>> Start Records shown

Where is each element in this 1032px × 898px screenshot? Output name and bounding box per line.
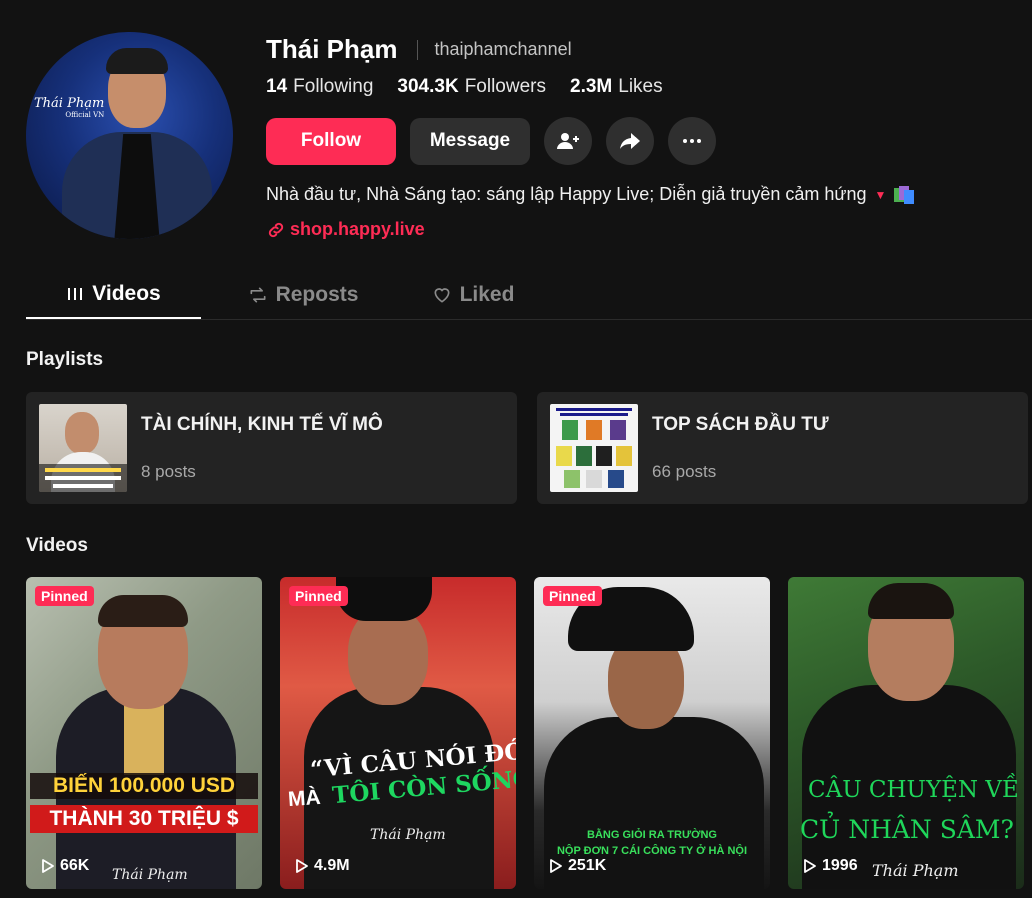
play-icon (804, 859, 816, 873)
repost-icon (250, 287, 266, 302)
name-divider (417, 39, 419, 60)
books-emoji-icon (894, 185, 916, 204)
pinned-badge: Pinned (35, 586, 94, 606)
playlist-card-finance[interactable]: TÀI CHÍNH, KINH TẾ VĨ MÔ 8 posts (26, 392, 517, 504)
profile-tabs: Videos Reposts Liked (26, 270, 1032, 320)
profile-avatar[interactable]: Thái Phạm Official VN (26, 32, 233, 239)
video-watermark: Thái Phạm (112, 867, 188, 883)
heart-outline-icon (434, 287, 450, 303)
profile-name: Thái Phạm (266, 34, 398, 64)
playlist-count: 8 posts (141, 462, 196, 481)
message-button[interactable]: Message (410, 117, 530, 165)
video-card[interactable]: CÂU CHUYỆN VỀ CỦ NHÂN SÂM? Thái Phạm 199… (788, 577, 1024, 889)
video-person-hair (98, 595, 188, 627)
video-views: 66K (42, 857, 89, 875)
playlist-thumbnail (550, 404, 638, 492)
video-caption-line2: THÀNH 30 TRIỆU $ (30, 805, 258, 833)
video-views: 251K (550, 857, 606, 875)
profile-name-row: Thái Phạm thaiphamchannel (266, 34, 572, 65)
playlist-card-books[interactable]: TOP SÁCH ĐẦU TƯ 66 posts (537, 392, 1028, 504)
playlists-title: Playlists (26, 349, 104, 370)
add-friend-icon (557, 133, 579, 149)
profile-stats: 14 Following 304.3K Followers 2.3M Likes (266, 76, 687, 98)
pinned-badge: Pinned (543, 586, 602, 606)
video-person-face (348, 607, 428, 705)
stat-likes: 2.3M Likes (570, 76, 663, 97)
play-icon (42, 859, 54, 873)
add-friend-button[interactable] (544, 117, 592, 165)
video-views: 1996 (804, 857, 858, 875)
playlist-name: TÀI CHÍNH, KINH TẾ VĨ MÔ (141, 414, 383, 435)
play-icon (550, 859, 562, 873)
profile-handle: thaiphamchannel (434, 39, 572, 59)
more-icon (683, 139, 701, 143)
profile-link[interactable]: shop.happy.live (266, 219, 425, 240)
video-caption-line2: CỦ NHÂN SÂM? (800, 815, 1014, 844)
avatar-hair (106, 48, 168, 74)
more-button[interactable] (668, 117, 716, 165)
video-views: 4.9M (296, 857, 350, 875)
video-cap (336, 577, 432, 621)
stat-following[interactable]: 14 Following (266, 76, 373, 98)
playlist-thumbnail (39, 404, 127, 492)
link-icon (268, 222, 284, 237)
video-caption-line2: NỘP ĐƠN 7 CÁI CÔNG TY Ở HÀ NỘI (556, 845, 748, 857)
tab-videos[interactable]: Videos (26, 270, 201, 319)
tab-liked[interactable]: Liked (413, 270, 533, 319)
video-watermark: Thái Phạm (872, 861, 959, 880)
video-card[interactable]: Pinned BẰNG GIỎI RA TRƯỜNG NỘP ĐƠN 7 CÁI… (534, 577, 770, 889)
videos-title: Videos (26, 535, 88, 556)
play-icon (296, 859, 308, 873)
video-person-hair (868, 583, 954, 619)
video-card[interactable]: Pinned BIẾN 100.000 USD THÀNH 30 TRIỆU $… (26, 577, 262, 889)
tab-reposts[interactable]: Reposts (233, 270, 373, 319)
video-watermark: Thái Phạm (370, 827, 446, 843)
video-caption-line1: CÂU CHUYỆN VỀ (808, 777, 1019, 803)
video-caption-line1: BIẾN 100.000 USD (30, 773, 258, 799)
profile-actions: Follow Message (266, 117, 716, 165)
video-card[interactable]: Pinned “VÌ CÂU NÓI ĐÓ MÀ TÔI CÒN SỐNG” T… (280, 577, 516, 889)
avatar-signature: Thái Phạm Official VN (34, 96, 105, 119)
grid-icon (68, 287, 83, 300)
video-caption-line1: BẰNG GIỎI RA TRƯỜNG (587, 829, 717, 841)
pinned-badge: Pinned (289, 586, 348, 606)
video-caption-line2-white: MÀ (287, 785, 322, 812)
share-icon (620, 133, 640, 149)
red-triangle-icon: ▼ (874, 187, 887, 202)
profile-bio: Nhà đầu tư, Nhà Sáng tạo: sáng lập Happy… (266, 184, 916, 205)
share-button[interactable] (606, 117, 654, 165)
profile-page: Thái Phạm Official VN Thái Phạm thaipham… (0, 0, 1032, 898)
follow-button[interactable]: Follow (266, 117, 396, 165)
playlist-count: 66 posts (652, 462, 717, 481)
stat-followers[interactable]: 304.3K Followers (397, 76, 546, 98)
playlist-name: TOP SÁCH ĐẦU TƯ (652, 414, 829, 435)
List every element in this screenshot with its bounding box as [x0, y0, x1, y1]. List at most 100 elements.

>> End Records shown

[What is asked]: Select each line in the records above that includes the string "NHÂN".

[Problem solution]:
video-card[interactable]: CÂU CHUYỆN VỀ CỦ NHÂN SÂM? Thái Phạm 199… (788, 577, 1024, 889)
video-caption-line2: CỦ NHÂN SÂM? (800, 815, 1014, 844)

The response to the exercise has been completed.